- Extracted data -
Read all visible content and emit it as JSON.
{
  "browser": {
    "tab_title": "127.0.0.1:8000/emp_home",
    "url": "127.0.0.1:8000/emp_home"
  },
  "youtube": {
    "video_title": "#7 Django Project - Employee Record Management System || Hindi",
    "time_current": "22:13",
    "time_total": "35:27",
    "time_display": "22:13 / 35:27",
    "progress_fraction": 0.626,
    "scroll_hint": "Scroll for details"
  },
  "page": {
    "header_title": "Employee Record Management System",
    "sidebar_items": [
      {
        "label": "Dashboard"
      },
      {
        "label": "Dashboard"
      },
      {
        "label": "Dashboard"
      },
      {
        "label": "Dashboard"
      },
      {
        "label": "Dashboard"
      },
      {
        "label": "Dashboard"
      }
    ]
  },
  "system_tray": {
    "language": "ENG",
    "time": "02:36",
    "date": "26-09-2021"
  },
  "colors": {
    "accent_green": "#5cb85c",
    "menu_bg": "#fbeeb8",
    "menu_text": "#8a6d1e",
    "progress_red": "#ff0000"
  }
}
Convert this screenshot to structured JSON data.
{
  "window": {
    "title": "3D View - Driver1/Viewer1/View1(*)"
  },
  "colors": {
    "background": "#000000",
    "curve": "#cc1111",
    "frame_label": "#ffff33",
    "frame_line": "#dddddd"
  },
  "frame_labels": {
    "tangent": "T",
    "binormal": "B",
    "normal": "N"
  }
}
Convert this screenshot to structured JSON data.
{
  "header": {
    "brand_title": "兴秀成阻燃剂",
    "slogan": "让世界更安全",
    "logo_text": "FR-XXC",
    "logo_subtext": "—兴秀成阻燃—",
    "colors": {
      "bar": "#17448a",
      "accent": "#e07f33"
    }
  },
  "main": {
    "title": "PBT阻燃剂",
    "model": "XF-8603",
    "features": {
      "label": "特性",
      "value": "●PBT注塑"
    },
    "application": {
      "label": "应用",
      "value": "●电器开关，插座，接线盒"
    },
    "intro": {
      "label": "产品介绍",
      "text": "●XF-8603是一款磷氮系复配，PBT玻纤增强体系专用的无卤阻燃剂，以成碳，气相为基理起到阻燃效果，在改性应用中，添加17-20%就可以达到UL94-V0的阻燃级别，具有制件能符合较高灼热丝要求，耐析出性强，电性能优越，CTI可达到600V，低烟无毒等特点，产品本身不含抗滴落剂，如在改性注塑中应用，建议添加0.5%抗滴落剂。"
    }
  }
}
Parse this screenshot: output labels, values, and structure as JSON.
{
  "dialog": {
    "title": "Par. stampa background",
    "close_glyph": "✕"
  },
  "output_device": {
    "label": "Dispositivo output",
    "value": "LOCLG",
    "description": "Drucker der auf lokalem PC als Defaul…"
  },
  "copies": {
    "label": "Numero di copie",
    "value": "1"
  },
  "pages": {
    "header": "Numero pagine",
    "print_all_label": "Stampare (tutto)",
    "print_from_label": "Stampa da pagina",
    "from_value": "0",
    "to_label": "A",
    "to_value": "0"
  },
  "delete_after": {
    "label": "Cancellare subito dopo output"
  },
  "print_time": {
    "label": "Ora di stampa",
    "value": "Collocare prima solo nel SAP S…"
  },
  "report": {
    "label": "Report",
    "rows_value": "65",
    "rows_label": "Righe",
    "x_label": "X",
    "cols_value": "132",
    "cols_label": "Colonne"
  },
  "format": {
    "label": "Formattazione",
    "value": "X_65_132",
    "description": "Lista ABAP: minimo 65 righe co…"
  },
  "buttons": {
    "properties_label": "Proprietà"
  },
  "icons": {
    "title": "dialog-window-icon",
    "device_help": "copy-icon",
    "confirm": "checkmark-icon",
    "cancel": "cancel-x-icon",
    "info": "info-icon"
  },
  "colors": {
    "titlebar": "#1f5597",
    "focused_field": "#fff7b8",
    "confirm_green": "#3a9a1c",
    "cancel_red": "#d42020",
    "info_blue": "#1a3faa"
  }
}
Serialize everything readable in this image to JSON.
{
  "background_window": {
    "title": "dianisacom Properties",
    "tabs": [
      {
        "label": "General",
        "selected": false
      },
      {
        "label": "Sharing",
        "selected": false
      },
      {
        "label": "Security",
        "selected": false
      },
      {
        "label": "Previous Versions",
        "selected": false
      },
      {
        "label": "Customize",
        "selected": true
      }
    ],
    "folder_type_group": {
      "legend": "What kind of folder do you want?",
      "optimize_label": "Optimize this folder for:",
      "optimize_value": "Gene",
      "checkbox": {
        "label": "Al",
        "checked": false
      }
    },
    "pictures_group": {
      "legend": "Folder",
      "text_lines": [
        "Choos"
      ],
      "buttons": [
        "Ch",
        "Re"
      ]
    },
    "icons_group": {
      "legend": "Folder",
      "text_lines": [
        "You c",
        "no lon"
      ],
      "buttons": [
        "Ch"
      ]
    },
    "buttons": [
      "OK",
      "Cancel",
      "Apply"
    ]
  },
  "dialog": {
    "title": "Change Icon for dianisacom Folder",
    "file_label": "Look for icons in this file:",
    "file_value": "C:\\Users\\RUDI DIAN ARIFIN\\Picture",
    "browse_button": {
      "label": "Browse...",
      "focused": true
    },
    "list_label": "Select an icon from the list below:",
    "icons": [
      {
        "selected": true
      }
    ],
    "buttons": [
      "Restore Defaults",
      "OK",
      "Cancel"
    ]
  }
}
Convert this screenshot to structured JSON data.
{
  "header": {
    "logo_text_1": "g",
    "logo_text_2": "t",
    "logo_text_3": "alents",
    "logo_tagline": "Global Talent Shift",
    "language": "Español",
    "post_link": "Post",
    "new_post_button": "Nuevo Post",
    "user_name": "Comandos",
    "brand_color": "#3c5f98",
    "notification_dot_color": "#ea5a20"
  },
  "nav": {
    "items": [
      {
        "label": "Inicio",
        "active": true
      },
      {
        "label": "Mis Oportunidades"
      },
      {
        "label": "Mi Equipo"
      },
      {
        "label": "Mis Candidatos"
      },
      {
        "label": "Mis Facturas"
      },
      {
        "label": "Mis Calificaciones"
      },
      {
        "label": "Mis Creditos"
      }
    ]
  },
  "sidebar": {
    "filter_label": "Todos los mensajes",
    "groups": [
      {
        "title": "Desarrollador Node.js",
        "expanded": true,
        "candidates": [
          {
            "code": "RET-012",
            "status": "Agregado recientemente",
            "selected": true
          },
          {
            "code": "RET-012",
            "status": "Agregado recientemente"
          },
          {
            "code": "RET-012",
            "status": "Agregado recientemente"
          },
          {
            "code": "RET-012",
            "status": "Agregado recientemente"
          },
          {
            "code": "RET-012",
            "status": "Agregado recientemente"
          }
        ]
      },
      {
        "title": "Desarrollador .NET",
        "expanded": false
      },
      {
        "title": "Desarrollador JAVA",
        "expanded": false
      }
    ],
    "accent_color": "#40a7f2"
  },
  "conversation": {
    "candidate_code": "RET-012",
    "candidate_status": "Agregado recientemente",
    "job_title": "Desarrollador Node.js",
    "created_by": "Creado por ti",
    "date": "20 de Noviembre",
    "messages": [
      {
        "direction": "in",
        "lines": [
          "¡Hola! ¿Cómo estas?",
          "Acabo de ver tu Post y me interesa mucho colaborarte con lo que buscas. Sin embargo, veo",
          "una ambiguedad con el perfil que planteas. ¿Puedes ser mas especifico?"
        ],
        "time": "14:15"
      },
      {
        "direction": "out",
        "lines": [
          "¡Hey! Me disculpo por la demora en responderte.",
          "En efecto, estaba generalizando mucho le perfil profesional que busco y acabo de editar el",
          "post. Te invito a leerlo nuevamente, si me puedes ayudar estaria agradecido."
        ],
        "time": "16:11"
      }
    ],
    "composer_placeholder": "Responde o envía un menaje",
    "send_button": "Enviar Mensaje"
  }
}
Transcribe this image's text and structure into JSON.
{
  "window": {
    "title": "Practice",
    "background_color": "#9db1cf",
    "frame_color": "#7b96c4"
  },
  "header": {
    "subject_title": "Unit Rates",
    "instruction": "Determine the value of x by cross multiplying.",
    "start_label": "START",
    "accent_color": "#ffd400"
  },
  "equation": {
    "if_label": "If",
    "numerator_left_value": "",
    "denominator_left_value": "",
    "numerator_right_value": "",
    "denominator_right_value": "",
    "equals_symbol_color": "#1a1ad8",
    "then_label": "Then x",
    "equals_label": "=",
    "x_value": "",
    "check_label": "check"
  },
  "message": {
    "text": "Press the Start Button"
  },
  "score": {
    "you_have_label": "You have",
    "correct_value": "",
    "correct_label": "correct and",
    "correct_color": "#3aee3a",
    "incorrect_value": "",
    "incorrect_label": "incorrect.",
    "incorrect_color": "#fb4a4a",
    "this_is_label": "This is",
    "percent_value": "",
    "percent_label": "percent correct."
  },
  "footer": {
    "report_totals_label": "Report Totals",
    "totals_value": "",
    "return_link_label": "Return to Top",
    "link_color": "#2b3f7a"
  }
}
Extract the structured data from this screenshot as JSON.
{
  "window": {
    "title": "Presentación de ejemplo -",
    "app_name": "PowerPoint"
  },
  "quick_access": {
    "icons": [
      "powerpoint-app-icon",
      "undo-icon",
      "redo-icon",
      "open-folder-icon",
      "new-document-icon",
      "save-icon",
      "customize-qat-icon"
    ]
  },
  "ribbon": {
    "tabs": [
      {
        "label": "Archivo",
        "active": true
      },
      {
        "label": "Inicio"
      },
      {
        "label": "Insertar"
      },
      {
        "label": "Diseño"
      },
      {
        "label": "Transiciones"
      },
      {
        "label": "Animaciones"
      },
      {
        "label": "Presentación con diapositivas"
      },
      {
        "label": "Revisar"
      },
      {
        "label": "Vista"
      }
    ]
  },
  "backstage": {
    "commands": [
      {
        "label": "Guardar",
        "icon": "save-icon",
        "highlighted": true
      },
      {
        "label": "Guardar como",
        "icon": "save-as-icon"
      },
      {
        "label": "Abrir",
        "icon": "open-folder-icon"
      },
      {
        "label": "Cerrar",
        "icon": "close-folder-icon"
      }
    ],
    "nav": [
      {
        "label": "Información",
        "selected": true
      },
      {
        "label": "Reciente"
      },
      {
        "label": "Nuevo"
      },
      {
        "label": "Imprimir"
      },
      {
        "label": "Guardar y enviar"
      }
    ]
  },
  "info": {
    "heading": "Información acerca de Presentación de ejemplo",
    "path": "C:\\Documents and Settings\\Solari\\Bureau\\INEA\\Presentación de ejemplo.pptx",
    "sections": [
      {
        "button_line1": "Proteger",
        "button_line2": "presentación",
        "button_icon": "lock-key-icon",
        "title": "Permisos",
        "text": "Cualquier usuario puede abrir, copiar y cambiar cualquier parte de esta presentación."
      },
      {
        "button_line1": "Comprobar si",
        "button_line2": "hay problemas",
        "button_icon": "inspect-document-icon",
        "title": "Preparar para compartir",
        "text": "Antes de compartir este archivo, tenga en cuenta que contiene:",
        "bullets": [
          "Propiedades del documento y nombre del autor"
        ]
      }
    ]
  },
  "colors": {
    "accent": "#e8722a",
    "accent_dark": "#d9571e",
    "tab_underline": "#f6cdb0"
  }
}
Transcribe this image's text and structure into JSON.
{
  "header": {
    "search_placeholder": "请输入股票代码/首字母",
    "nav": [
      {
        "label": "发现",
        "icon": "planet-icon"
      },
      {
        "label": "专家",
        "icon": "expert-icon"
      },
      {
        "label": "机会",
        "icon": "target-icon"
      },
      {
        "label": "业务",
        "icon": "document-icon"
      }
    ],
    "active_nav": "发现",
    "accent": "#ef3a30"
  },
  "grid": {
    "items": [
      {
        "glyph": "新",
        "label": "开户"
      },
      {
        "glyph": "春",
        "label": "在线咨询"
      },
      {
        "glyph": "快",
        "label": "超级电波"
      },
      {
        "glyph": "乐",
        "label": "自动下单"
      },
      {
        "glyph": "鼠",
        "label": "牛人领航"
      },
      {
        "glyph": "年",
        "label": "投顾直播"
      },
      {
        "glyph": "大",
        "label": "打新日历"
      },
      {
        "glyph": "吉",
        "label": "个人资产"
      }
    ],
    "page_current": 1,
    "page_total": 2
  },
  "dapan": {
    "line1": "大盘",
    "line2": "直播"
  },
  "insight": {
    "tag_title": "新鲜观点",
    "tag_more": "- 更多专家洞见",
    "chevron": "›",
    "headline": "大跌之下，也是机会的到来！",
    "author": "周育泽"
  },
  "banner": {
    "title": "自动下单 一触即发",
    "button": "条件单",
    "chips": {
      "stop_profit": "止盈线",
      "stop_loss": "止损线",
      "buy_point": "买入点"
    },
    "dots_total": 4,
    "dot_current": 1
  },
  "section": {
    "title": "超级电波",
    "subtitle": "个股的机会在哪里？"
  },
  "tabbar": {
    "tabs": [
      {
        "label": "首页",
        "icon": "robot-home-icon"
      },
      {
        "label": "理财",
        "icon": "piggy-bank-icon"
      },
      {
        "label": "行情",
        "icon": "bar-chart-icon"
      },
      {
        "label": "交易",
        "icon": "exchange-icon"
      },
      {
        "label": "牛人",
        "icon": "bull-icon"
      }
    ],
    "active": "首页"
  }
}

- Written request -
Copy out every line with the word "open".

- Right answer -
      "open-folder-icon",
        "icon": "open-folder-icon"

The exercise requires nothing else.